Transcribe every line, keeping it exact.

[Start of Extracted records]

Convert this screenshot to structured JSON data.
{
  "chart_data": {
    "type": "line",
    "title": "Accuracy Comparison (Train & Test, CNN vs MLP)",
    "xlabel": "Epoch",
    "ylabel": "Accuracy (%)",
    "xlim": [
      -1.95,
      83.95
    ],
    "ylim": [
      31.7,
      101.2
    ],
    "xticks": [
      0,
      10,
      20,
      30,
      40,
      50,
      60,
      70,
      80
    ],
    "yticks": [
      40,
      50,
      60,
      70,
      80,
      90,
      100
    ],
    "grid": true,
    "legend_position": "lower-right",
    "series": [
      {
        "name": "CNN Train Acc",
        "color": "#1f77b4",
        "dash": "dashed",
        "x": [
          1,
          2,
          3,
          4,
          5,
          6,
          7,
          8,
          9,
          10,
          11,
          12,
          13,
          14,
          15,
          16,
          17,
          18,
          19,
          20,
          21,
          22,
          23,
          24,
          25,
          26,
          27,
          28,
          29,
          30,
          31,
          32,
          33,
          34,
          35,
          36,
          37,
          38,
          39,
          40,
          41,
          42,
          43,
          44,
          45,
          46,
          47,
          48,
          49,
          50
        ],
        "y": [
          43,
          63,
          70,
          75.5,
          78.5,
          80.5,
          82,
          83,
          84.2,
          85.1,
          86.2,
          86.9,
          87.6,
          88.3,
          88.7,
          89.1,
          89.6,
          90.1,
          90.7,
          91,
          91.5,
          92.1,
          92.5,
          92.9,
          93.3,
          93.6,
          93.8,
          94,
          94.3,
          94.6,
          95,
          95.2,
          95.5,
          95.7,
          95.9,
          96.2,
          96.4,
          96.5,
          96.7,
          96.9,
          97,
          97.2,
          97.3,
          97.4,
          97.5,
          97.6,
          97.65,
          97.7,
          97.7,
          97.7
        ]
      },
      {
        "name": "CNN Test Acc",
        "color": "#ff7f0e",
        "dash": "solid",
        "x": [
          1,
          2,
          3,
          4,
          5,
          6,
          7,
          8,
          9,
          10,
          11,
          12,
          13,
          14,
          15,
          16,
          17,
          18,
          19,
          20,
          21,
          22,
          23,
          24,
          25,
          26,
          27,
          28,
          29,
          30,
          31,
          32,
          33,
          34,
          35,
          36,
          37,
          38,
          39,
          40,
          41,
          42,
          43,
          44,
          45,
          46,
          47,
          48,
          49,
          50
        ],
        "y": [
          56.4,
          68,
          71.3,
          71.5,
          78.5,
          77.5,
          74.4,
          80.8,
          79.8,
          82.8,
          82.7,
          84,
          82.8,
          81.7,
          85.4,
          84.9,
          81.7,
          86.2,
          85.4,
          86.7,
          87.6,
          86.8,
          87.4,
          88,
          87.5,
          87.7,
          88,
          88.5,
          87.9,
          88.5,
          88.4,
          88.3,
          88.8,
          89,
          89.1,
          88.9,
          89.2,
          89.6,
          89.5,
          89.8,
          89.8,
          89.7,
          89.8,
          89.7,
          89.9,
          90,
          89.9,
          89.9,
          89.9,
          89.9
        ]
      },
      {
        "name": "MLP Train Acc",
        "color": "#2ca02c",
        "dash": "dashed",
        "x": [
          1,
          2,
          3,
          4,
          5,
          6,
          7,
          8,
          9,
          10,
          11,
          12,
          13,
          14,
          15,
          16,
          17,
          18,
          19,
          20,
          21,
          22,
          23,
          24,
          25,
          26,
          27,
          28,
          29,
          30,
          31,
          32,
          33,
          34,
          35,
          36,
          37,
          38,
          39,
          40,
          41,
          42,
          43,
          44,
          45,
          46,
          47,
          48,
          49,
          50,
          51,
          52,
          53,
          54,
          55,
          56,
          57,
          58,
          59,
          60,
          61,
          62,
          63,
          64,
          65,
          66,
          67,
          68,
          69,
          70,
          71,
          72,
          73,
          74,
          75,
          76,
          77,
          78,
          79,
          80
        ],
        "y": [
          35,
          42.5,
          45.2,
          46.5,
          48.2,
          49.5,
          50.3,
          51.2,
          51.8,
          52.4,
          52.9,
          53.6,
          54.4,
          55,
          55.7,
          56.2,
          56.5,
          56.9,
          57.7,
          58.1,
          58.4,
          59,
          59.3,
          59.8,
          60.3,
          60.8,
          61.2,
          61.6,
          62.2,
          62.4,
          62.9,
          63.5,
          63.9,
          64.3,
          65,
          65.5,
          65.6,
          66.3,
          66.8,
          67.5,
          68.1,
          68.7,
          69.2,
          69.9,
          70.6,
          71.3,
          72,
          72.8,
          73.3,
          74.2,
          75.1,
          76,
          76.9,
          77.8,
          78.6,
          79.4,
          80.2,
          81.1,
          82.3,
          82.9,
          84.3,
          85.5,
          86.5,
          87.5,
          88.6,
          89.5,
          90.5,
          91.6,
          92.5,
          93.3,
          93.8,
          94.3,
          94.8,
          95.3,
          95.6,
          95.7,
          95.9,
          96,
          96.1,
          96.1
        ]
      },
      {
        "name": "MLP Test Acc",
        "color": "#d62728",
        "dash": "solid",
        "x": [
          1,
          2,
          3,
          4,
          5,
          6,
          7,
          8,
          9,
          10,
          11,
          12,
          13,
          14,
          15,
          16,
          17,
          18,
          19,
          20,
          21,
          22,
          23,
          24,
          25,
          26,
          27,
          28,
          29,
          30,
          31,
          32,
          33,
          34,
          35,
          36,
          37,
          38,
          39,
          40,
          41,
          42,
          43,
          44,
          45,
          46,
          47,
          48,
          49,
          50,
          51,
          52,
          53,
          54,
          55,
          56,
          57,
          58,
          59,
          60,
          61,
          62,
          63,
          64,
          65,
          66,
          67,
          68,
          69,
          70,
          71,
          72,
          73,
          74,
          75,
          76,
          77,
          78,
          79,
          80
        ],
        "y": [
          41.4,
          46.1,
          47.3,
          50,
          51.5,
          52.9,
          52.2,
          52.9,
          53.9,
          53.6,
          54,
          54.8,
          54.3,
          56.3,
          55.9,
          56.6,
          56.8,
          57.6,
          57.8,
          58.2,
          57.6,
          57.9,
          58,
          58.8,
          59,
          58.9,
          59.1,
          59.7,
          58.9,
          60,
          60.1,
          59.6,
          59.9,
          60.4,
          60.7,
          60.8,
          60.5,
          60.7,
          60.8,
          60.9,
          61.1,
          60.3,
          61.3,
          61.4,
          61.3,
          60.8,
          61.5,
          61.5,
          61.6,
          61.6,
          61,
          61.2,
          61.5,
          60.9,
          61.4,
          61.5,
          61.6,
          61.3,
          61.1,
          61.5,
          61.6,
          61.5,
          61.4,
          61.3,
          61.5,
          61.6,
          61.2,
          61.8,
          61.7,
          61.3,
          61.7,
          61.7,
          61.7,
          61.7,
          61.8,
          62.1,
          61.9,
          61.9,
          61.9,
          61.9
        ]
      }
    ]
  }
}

[End of Extracted records]

#### Final result
Convert this screenshot to structured JSON data.
{
  "chart_data": {
    "type": "line",
    "title": "Accuracy Comparison (Train & Test, CNN vs MLP)",
    "xlabel": "Epoch",
    "ylabel": "Accuracy (%)",
    "xlim": [
      -1.95,
      83.95
    ],
    "ylim": [
      31.7,
      101.2
    ],
    "xticks": [
      0,
      10,
      20,
      30,
      40,
      50,
      60,
      70,
      80
    ],
    "yticks": [
      40,
      50,
      60,
      70,
      80,
      90,
      100
    ],
    "grid": true,
    "legend_position": "lower-right",
    "series": [
      {
        "name": "CNN Train Acc",
        "color": "#1f77b4",
        "dash": "dashed",
        "x": [
          1,
          2,
          3,
          4,
          5,
          6,
          7,
          8,
          9,
          10,
          11,
          12,
          13,
          14,
          15,
          16,
          17,
          18,
          19,
          20,
          21,
          22,
          23,
          24,
          25,
          26,
          27,
          28,
          29,
          30,
          31,
          32,
          33,
          34,
          35,
          36,
          37,
          38,
          39,
          40,
          41,
          42,
          43,
          44,
          45,
          46,
          47,
          48,
          49,
          50
        ],
        "y": [
          43,
          63,
          70,
          75.5,
          78.5,
          80.5,
          82,
          83,
          84.2,
          85.1,
          86.2,
          86.9,
          87.6,
          88.3,
          88.7,
          89.1,
          89.6,
          90.1,
          90.7,
          91,
          91.5,
          92.1,
          92.5,
          92.9,
          93.3,
          93.6,
          93.8,
          94,
          94.3,
          94.6,
          95,
          95.2,
          95.5,
          95.7,
          95.9,
          96.2,
          96.4,
          96.5,
          96.7,
          96.9,
          97,
          97.2,
          97.3,
          97.4,
          97.5,
          97.6,
          97.65,
          97.7,
          97.7,
          97.7
        ]
      },
      {
        "name": "CNN Test Acc",
        "color": "#ff7f0e",
        "dash": "solid",
        "x": [
          1,
          2,
          3,
          4,
          5,
          6,
          7,
          8,
          9,
          10,
          11,
          12,
          13,
          14,
          15,
          16,
          17,
          18,
          19,
          20,
          21,
          22,
          23,
          24,
          25,
          26,
          27,
          28,
          29,
          30,
          31,
          32,
          33,
          34,
          35,
          36,
          37,
          38,
          39,
          40,
          41,
          42,
          43,
          44,
          45,
          46,
          47,
          48,
          49,
          50
        ],
        "y": [
          56.4,
          68,
          71.3,
          71.5,
          78.5,
          77.5,
          74.4,
          80.8,
          79.8,
          82.8,
          82.7,
          84,
          82.8,
          81.7,
          85.4,
          84.9,
          81.7,
          86.2,
          85.4,
          86.7,
          87.6,
          86.8,
          87.4,
          88,
          87.5,
          87.7,
          88,
          88.5,
          87.9,
          88.5,
          88.4,
          88.3,
          88.8,
          89,
          89.1,
          88.9,
          89.2,
          89.6,
          89.5,
          89.8,
          89.8,
          89.7,
          89.8,
          89.7,
          89.9,
          90,
          89.9,
          89.9,
          89.9,
          89.9
        ]
      },
      {
        "name": "MLP Train Acc",
        "color": "#2ca02c",
        "dash": "dashed",
        "x": [
          1,
          2,
          3,
          4,
          5,
          6,
          7,
          8,
          9,
          10,
          11,
          12,
          13,
          14,
          15,
          16,
          17,
          18,
          19,
          20,
          21,
          22,
          23,
          24,
          25,
          26,
          27,
          28,
          29,
          30,
          31,
          32,
          33,
          34,
          35,
          36,
          37,
          38,
          39,
          40,
          41,
          42,
          43,
          44,
          45,
          46,
          47,
          48,
          49,
          50,
          51,
          52,
          53,
          54,
          55,
          56,
          57,
          58,
          59,
          60,
          61,
          62,
          63,
          64,
          65,
          66,
          67,
          68,
          69,
          70,
          71,
          72,
          73,
          74,
          75,
          76,
          77,
          78,
          79,
          80
        ],
        "y": [
          35,
          42.5,
          45.2,
          46.5,
          48.2,
          49.5,
          50.3,
          51.2,
          51.8,
          52.4,
          52.9,
          53.6,
          54.4,
          55,
          55.7,
          56.2,
          56.5,
          56.9,
          57.7,
          58.1,
          58.4,
          59,
          59.3,
          59.8,
          60.3,
          60.8,
          61.2,
          61.6,
          62.2,
          62.4,
          62.9,
          63.5,
          63.9,
          64.3,
          65,
          65.5,
          65.6,
          66.3,
          66.8,
          67.5,
          68.1,
          68.7,
          69.2,
          69.9,
          70.6,
          71.3,
          72,
          72.8,
          73.3,
          74.2,
          75.1,
          76,
          76.9,
          77.8,
          78.6,
          79.4,
          80.2,
          81.1,
          82.3,
          82.9,
          84.3,
          85.5,
          86.5,
          87.5,
          88.6,
          89.5,
          90.5,
          91.6,
          92.5,
          93.3,
          93.8,
          94.3,
          94.8,
          95.3,
          95.6,
          95.7,
          95.9,
          96,
          96.1,
          96.1
        ]
      },
      {
        "name": "MLP Test Acc",
        "color": "#d62728",
        "dash": "solid",
        "x": [
          1,
          2,
          3,
          4,
          5,
          6,
          7,
          8,
          9,
          10,
          11,
          12,
          13,
          14,
          15,
          16,
          17,
          18,
          19,
          20,
          21,
          22,
          23,
          24,
          25,
          26,
          27,
          28,
          29,
          30,
          31,
          32,
          33,
          34,
          35,
          36,
          37,
          38,
          39,
          40,
          41,
          42,
          43,
          44,
          45,
          46,
          47,
          48,
          49,
          50,
          51,
          52,
          53,
          54,
          55,
          56,
          57,
          58,
          59,
          60,
          61,
          62,
          63,
          64,
          65,
          66,
          67,
          68,
          69,
          70,
          71,
          72,
          73,
          74,
          75,
          76,
          77,
          78,
          79,
          80
        ],
        "y": [
          41.4,
          46.1,
          47.3,
          50,
          51.5,
          52.9,
          52.2,
          52.9,
          53.9,
          53.6,
          54,
          54.8,
          54.3,
          56.3,
          55.9,
          56.6,
          56.8,
          57.6,
          57.8,
          58.2,
          57.6,
          57.9,
          58,
          58.8,
          59,
          58.9,
          59.1,
          59.7,
          58.9,
          60,
          60.1,
          59.6,
          59.9,
          60.4,
          60.7,
          60.8,
          60.5,
          60.7,
          60.8,
          60.9,
          61.1,
          60.3,
          61.3,
          61.4,
          61.3,
          60.8,
          61.5,
          61.5,
          61.6,
          61.6,
          61,
          61.2,
          61.5,
          60.9,
          61.4,
          61.5,
          61.6,
          61.3,
          61.1,
          61.5,
          61.6,
          61.5,
          61.4,
          61.3,
          61.5,
          61.6,
          61.2,
          61.8,
          61.7,
          61.3,
          61.7,
          61.7,
          61.7,
          61.7,
          61.8,
          62.1,
          61.9,
          61.9,
          61.9,
          61.9
        ]
      }
    ]
  }
}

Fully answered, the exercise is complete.